** Your goal **
Collect all lines from the records below that include the word "Index".
══ Source material
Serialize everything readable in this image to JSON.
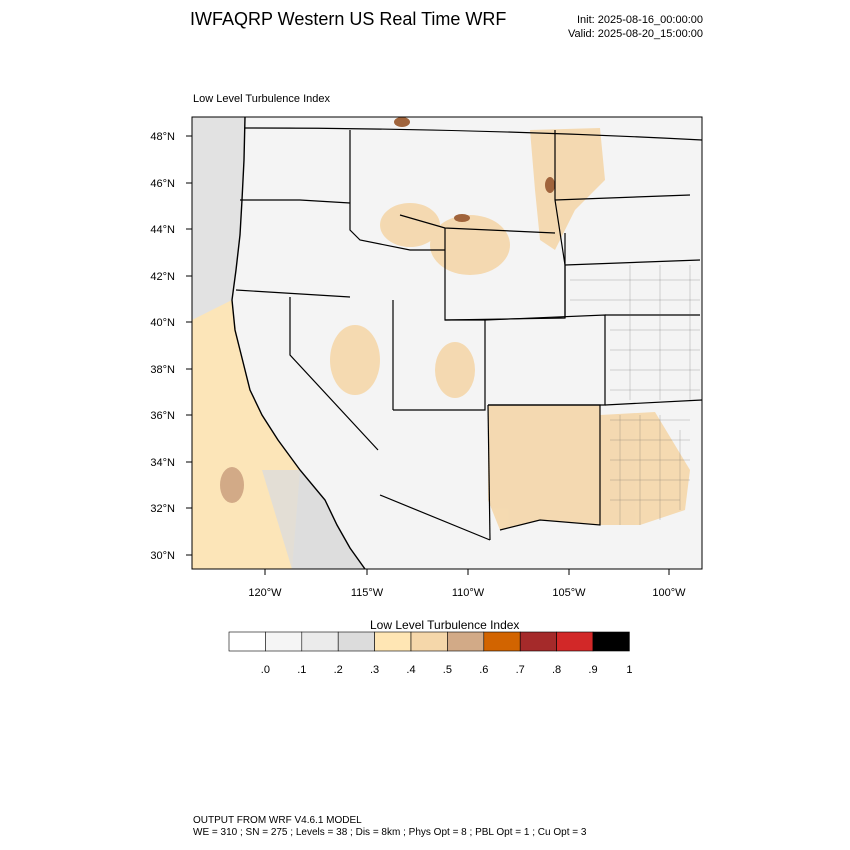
{
  "header": {
    "title": "IWFAQRP Western US Real Time WRF",
    "init": "Init: 2025-08-16_00:00:00",
    "valid": "Valid: 2025-08-20_15:00:00"
  },
  "map": {
    "variable_label": "Low Level Turbulence Index",
    "lat_ticks": [
      "48°N",
      "46°N",
      "44°N",
      "42°N",
      "40°N",
      "38°N",
      "36°N",
      "34°N",
      "32°N",
      "30°N"
    ],
    "lon_ticks": [
      "120°W",
      "115°W",
      "110°W",
      "105°W",
      "100°W"
    ],
    "lat_range": [
      29.4,
      48.9
    ],
    "lon_range": [
      -123.6,
      -98.4
    ],
    "projection": "lambert-conformal"
  },
  "colorbar": {
    "title": "Low Level Turbulence Index",
    "labels": [
      ".0",
      ".1",
      ".2",
      ".3",
      ".4",
      ".5",
      ".6",
      ".7",
      ".8",
      ".9",
      "1"
    ],
    "colors": [
      "#ffffff",
      "#f5f5f5",
      "#ebebeb",
      "#dcdcdc",
      "#ffe6b4",
      "#f5d7aa",
      "#d2aa87",
      "#d26400",
      "#a52a2a",
      "#d22828",
      "#000000"
    ]
  },
  "footer": {
    "line1": "OUTPUT FROM WRF V4.6.1 MODEL",
    "line2": "WE = 310 ; SN = 275 ; Levels = 38 ; Dis = 8km ; Phys Opt = 8 ; PBL Opt = 1 ; Cu Opt = 3"
  }
}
════
** Response below **
    "variable_label": "Low Level Turbulence Index",
    "title": "Low Level Turbulence Index",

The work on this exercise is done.